Copy the listing below word for word, leaving out the pictures.
Start Data
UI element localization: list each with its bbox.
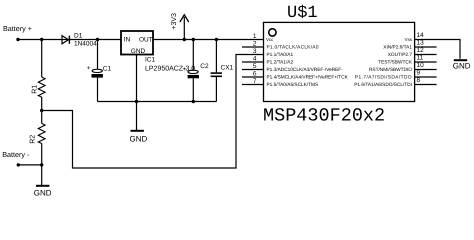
- svg-text:P1.7/A7/SDI/SDA/TDO: P1.7/A7/SDI/SDA/TDO: [355, 75, 412, 81]
- svg-text:R2: R2: [30, 135, 37, 144]
- svg-text:Vss: Vss: [405, 37, 413, 42]
- svg-text:6: 6: [253, 71, 257, 78]
- svg-text:Battery +: Battery +: [3, 24, 32, 33]
- svg-text:XIN/P2.6/TA1: XIN/P2.6/TA1: [383, 45, 412, 51]
- svg-text:U$1: U$1: [287, 4, 318, 23]
- svg-text:Battery -: Battery -: [2, 150, 30, 159]
- svg-text:10: 10: [417, 62, 425, 69]
- svg-text:RST/NMI/SBWTDIO: RST/NMI/SBWTDIO: [369, 67, 412, 73]
- svg-text:P1.0/TACLK/ACLK/A0: P1.0/TACLK/ACLK/A0: [267, 45, 319, 51]
- svg-text:P1.2/TA1/A2: P1.2/TA1/A2: [267, 60, 294, 66]
- svg-text:P1.5/TA0/A5/SCLK/TMS: P1.5/TA0/A5/SCLK/TMS: [267, 82, 319, 88]
- svg-text:9: 9: [417, 70, 421, 77]
- svg-text:GND: GND: [131, 48, 146, 55]
- svg-text:LP2950ACZ-3.0: LP2950ACZ-3.0: [145, 65, 195, 72]
- svg-text:+3V3: +3V3: [171, 13, 178, 30]
- svg-text:3: 3: [253, 48, 257, 55]
- svg-text:12: 12: [417, 47, 425, 54]
- svg-text:13: 13: [417, 40, 425, 47]
- svg-text:GND: GND: [453, 61, 471, 70]
- svg-text:P1.6/TA1/A6/SDO/SCL/TDI: P1.6/TA1/A6/SDO/SCL/TDI: [354, 82, 412, 88]
- svg-text:2: 2: [253, 41, 257, 48]
- svg-text:D1: D1: [74, 33, 83, 40]
- svg-text:OUT: OUT: [139, 37, 153, 44]
- svg-text:14: 14: [417, 32, 425, 39]
- svg-text:11: 11: [417, 55, 424, 62]
- svg-text:P1.1/TA0/A1: P1.1/TA0/A1: [267, 52, 294, 58]
- svg-text:IC1: IC1: [145, 57, 156, 64]
- svg-text:C1: C1: [103, 66, 112, 73]
- svg-text:IN: IN: [124, 37, 131, 44]
- svg-text:4: 4: [253, 56, 257, 63]
- svg-text:8: 8: [417, 77, 421, 84]
- svg-text:CX1: CX1: [221, 65, 234, 72]
- svg-text:GND: GND: [130, 134, 148, 143]
- svg-text:5: 5: [253, 63, 257, 70]
- svg-text:XOUT/P2.7: XOUT/P2.7: [388, 52, 413, 58]
- svg-text:1: 1: [253, 33, 257, 40]
- svg-text:TEST/SBWTCK: TEST/SBWTCK: [378, 60, 413, 66]
- svg-text:MSP430F20x2: MSP430F20x2: [263, 105, 385, 126]
- svg-text:C2: C2: [200, 63, 209, 70]
- svg-text:+: +: [87, 65, 91, 72]
- svg-text:P1.3/ADC10CLK/A3/VREF-/VeREF-: P1.3/ADC10CLK/A3/VREF-/VeREF-: [267, 67, 344, 73]
- svg-text:GND: GND: [34, 189, 52, 198]
- svg-text:P1.4/SMCLK/A4/VREF+/VeREF+/TCK: P1.4/SMCLK/A4/VREF+/VeREF+/TCK: [267, 75, 349, 81]
- svg-text:R1: R1: [32, 85, 39, 94]
- svg-text:1N4004: 1N4004: [74, 41, 97, 48]
- svg-text:Vcc: Vcc: [266, 37, 274, 42]
- svg-text:7: 7: [253, 78, 257, 85]
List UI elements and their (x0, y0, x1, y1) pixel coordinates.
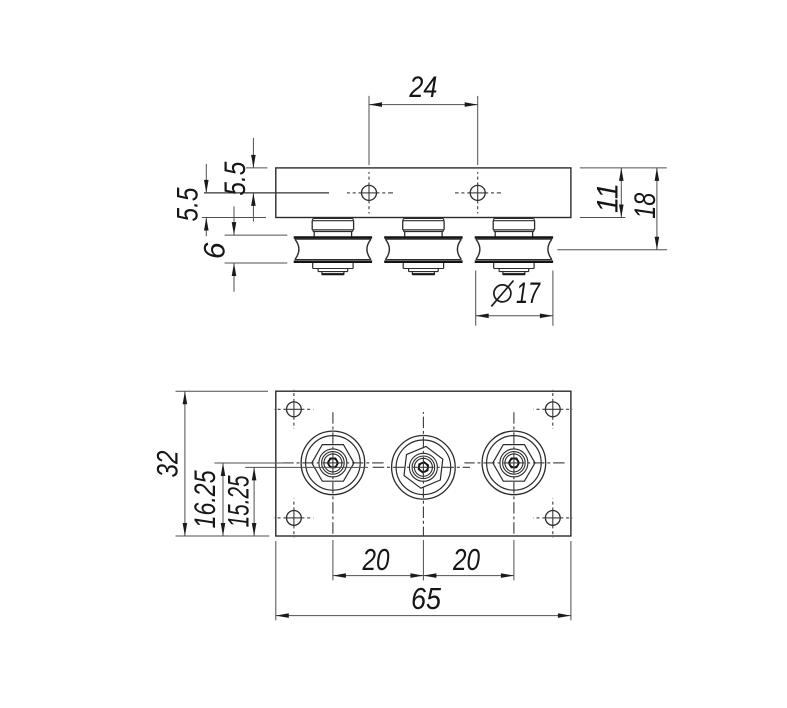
End Data
(Complete output):
UI element localization: list each with its bbox.
- svg-text:P1.7/A7/SDI/SDA/TDO: P1.7/A7/SDI/SDA/TDO: [355, 75, 412, 81]
- svg-text:R2: R2: [30, 135, 37, 144]
- svg-text:Vss: Vss: [405, 37, 413, 42]
- svg-text:6: 6: [253, 71, 257, 78]
- svg-text:Battery +: Battery +: [3, 24, 32, 33]
- svg-text:XIN/P2.6/TA1: XIN/P2.6/TA1: [383, 45, 412, 51]
- svg-text:U$1: U$1: [287, 4, 318, 23]
- svg-text:Battery -: Battery -: [2, 150, 30, 159]
- svg-text:10: 10: [417, 62, 425, 69]
- svg-text:RST/NMI/SBWTDIO: RST/NMI/SBWTDIO: [369, 67, 412, 73]
- svg-text:P1.0/TACLK/ACLK/A0: P1.0/TACLK/ACLK/A0: [267, 45, 319, 51]
- svg-text:P1.2/TA1/A2: P1.2/TA1/A2: [267, 60, 294, 66]
- svg-text:P1.5/TA0/A5/SCLK/TMS: P1.5/TA0/A5/SCLK/TMS: [267, 82, 319, 88]
- svg-text:9: 9: [417, 70, 421, 77]
- svg-text:GND: GND: [131, 48, 146, 55]
- svg-text:LP2950ACZ-3.0: LP2950ACZ-3.0: [145, 65, 195, 72]
- svg-text:+3V3: +3V3: [171, 13, 178, 30]
- svg-text:3: 3: [253, 48, 257, 55]
- svg-text:12: 12: [417, 47, 425, 54]
- svg-text:13: 13: [417, 40, 425, 47]
- svg-text:GND: GND: [453, 61, 471, 70]
- svg-text:P1.6/TA1/A6/SDO/SCL/TDI: P1.6/TA1/A6/SDO/SCL/TDI: [354, 82, 412, 88]
- svg-text:2: 2: [253, 41, 257, 48]
- svg-text:D1: D1: [74, 33, 83, 40]
- svg-text:OUT: OUT: [139, 37, 153, 44]
- svg-text:14: 14: [417, 32, 425, 39]
- svg-text:11: 11: [417, 55, 424, 62]
- svg-text:P1.1/TA0/A1: P1.1/TA0/A1: [267, 52, 294, 58]
- svg-text:IC1: IC1: [145, 57, 156, 64]
- svg-text:C1: C1: [103, 66, 112, 73]
- svg-text:IN: IN: [124, 37, 131, 44]
- svg-text:4: 4: [253, 56, 257, 63]
- svg-text:8: 8: [417, 77, 421, 84]
- svg-text:CX1: CX1: [221, 65, 234, 72]
- svg-text:GND: GND: [130, 134, 148, 143]
- svg-text:5: 5: [253, 63, 257, 70]
- svg-text:XOUT/P2.7: XOUT/P2.7: [388, 52, 413, 58]
- svg-text:1: 1: [253, 33, 257, 40]
- svg-text:TEST/SBWTCK: TEST/SBWTCK: [378, 60, 413, 66]
- svg-text:MSP430F20x2: MSP430F20x2: [263, 105, 385, 126]
- svg-text:C2: C2: [200, 63, 209, 70]
- svg-text:+: +: [87, 65, 91, 72]
- svg-text:P1.3/ADC10CLK/A3/VREF-/VeREF-: P1.3/ADC10CLK/A3/VREF-/VeREF-: [267, 67, 344, 73]
- svg-text:GND: GND: [34, 189, 52, 198]
- svg-text:P1.4/SMCLK/A4/VREF+/VeREF+/TCK: P1.4/SMCLK/A4/VREF+/VeREF+/TCK: [267, 75, 349, 81]
- svg-text:R1: R1: [32, 85, 39, 94]
- svg-text:1N4004: 1N4004: [74, 41, 97, 48]
- svg-text:Vcc: Vcc: [266, 37, 274, 42]
- svg-text:7: 7: [253, 78, 257, 85]
List UI elements and their (x0, y0, x1, y1) pixel coordinates.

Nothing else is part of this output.